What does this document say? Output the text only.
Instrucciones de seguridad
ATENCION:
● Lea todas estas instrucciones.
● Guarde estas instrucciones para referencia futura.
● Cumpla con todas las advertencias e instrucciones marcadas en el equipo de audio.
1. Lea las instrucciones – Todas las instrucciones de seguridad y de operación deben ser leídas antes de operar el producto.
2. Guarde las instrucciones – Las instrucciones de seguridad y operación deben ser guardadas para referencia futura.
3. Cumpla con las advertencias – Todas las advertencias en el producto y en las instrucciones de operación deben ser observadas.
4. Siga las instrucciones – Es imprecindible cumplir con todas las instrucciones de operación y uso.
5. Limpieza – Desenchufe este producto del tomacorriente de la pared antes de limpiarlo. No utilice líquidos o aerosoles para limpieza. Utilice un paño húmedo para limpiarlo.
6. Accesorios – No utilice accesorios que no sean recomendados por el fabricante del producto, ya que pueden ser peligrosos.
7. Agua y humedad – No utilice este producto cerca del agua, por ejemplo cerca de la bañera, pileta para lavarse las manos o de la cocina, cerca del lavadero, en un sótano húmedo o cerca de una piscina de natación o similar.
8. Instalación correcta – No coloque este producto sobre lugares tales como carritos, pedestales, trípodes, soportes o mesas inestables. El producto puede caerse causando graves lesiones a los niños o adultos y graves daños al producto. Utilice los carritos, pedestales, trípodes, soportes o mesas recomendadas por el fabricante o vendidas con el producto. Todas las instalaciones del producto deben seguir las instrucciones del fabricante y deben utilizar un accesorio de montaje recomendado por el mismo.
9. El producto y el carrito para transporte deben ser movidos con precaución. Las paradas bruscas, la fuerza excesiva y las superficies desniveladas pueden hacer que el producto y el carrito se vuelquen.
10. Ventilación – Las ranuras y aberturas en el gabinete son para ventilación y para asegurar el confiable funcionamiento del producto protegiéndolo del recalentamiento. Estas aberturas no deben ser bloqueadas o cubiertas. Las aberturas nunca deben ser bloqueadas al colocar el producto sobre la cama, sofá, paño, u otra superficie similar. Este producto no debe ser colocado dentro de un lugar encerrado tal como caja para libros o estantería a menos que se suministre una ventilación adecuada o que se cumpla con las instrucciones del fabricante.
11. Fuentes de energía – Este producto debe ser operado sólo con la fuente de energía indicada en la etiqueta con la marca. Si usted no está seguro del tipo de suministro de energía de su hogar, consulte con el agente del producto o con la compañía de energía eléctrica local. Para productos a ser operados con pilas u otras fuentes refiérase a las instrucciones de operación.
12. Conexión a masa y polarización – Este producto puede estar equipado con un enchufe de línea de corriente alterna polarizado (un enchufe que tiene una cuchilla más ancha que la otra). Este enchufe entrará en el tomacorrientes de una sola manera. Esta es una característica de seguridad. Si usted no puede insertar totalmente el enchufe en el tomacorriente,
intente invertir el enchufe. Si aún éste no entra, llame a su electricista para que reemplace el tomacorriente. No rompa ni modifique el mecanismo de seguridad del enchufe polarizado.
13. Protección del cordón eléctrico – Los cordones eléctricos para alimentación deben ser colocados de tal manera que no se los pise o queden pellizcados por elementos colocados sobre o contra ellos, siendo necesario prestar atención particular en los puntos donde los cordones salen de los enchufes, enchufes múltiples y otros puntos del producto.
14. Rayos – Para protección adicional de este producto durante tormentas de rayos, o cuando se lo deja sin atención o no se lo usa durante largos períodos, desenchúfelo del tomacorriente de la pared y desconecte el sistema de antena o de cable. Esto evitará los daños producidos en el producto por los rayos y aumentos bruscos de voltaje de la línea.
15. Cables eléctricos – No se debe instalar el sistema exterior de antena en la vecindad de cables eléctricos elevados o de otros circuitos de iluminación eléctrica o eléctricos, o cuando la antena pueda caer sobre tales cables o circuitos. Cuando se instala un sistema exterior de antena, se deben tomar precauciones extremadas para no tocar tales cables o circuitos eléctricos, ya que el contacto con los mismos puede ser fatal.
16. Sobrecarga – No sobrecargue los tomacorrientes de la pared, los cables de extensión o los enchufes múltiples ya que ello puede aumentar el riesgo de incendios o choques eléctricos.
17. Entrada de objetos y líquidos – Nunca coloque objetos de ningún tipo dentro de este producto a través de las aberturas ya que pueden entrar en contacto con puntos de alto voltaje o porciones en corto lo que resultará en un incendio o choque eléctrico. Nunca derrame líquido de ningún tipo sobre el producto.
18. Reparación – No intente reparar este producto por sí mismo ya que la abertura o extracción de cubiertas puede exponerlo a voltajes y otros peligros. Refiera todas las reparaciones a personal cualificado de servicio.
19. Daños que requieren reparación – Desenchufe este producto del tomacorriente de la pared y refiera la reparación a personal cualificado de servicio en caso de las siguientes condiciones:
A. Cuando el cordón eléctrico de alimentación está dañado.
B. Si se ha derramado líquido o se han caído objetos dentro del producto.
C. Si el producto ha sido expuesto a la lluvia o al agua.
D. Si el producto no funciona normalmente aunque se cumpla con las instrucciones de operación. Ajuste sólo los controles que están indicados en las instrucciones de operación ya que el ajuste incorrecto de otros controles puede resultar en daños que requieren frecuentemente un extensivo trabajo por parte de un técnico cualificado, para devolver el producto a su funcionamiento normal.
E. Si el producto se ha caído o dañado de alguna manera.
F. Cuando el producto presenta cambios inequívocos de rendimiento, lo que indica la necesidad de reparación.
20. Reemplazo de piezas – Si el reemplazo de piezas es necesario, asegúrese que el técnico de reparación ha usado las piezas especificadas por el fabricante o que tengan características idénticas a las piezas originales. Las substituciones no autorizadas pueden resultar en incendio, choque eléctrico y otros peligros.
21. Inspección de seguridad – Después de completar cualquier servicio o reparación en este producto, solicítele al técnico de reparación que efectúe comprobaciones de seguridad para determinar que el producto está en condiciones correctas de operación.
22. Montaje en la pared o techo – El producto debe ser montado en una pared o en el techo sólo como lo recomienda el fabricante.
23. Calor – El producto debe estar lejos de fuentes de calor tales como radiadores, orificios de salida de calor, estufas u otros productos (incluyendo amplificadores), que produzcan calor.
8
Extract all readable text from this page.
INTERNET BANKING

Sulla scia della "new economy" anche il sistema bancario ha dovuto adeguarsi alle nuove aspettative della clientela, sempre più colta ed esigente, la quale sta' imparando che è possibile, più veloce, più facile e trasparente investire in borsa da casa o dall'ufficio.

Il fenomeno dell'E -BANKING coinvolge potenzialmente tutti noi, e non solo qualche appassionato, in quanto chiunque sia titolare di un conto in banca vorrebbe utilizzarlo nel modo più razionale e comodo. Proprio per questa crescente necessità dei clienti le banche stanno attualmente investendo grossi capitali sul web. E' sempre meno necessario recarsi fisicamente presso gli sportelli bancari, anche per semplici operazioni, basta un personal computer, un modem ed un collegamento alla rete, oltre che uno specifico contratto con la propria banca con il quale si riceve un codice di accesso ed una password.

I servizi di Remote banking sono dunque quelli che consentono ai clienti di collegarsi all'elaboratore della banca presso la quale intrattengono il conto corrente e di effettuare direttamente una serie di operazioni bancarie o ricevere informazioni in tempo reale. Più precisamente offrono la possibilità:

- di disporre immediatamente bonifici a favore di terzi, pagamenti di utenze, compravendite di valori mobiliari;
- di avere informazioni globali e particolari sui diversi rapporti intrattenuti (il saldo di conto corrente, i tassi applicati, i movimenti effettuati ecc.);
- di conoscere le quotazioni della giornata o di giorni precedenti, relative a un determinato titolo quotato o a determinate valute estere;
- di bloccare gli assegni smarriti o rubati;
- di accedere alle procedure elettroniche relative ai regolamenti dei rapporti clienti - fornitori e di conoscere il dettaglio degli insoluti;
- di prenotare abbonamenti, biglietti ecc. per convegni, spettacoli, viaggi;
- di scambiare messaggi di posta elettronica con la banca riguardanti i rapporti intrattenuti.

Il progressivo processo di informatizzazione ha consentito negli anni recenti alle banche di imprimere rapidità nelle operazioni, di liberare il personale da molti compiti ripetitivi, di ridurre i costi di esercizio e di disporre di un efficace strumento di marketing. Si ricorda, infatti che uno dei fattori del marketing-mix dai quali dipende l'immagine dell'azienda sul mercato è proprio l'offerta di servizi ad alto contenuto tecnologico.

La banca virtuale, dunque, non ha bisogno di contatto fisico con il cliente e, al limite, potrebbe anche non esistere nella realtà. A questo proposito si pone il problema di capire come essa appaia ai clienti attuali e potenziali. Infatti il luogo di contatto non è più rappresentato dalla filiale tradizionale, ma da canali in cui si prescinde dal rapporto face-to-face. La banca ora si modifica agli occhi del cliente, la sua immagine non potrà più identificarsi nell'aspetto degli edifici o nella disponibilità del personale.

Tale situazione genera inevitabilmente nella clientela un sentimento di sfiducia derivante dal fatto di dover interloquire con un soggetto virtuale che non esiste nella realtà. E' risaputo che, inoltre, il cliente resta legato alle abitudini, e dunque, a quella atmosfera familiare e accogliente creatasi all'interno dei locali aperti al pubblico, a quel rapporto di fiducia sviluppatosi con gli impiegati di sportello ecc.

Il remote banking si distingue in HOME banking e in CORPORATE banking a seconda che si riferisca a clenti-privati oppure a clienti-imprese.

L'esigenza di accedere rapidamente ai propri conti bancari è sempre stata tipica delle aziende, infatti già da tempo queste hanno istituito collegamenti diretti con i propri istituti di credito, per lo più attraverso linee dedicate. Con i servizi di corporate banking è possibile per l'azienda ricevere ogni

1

▬▬▬

Written task. Lines from the records above that hold "Desenchufe" are the ones to list.

Result below.
5. Limpieza – Desenchufe este producto del tomacorriente de la pared antes de limpiarlo. No utilice líquidos o aerosoles para limpieza. Utilice un paño húmedo para limpiarlo.
19. Daños que requieren reparación – Desenchufe este producto del tomacorriente de la pared y refiera la reparación a personal cualificado de servicio en caso de las siguientes condiciones:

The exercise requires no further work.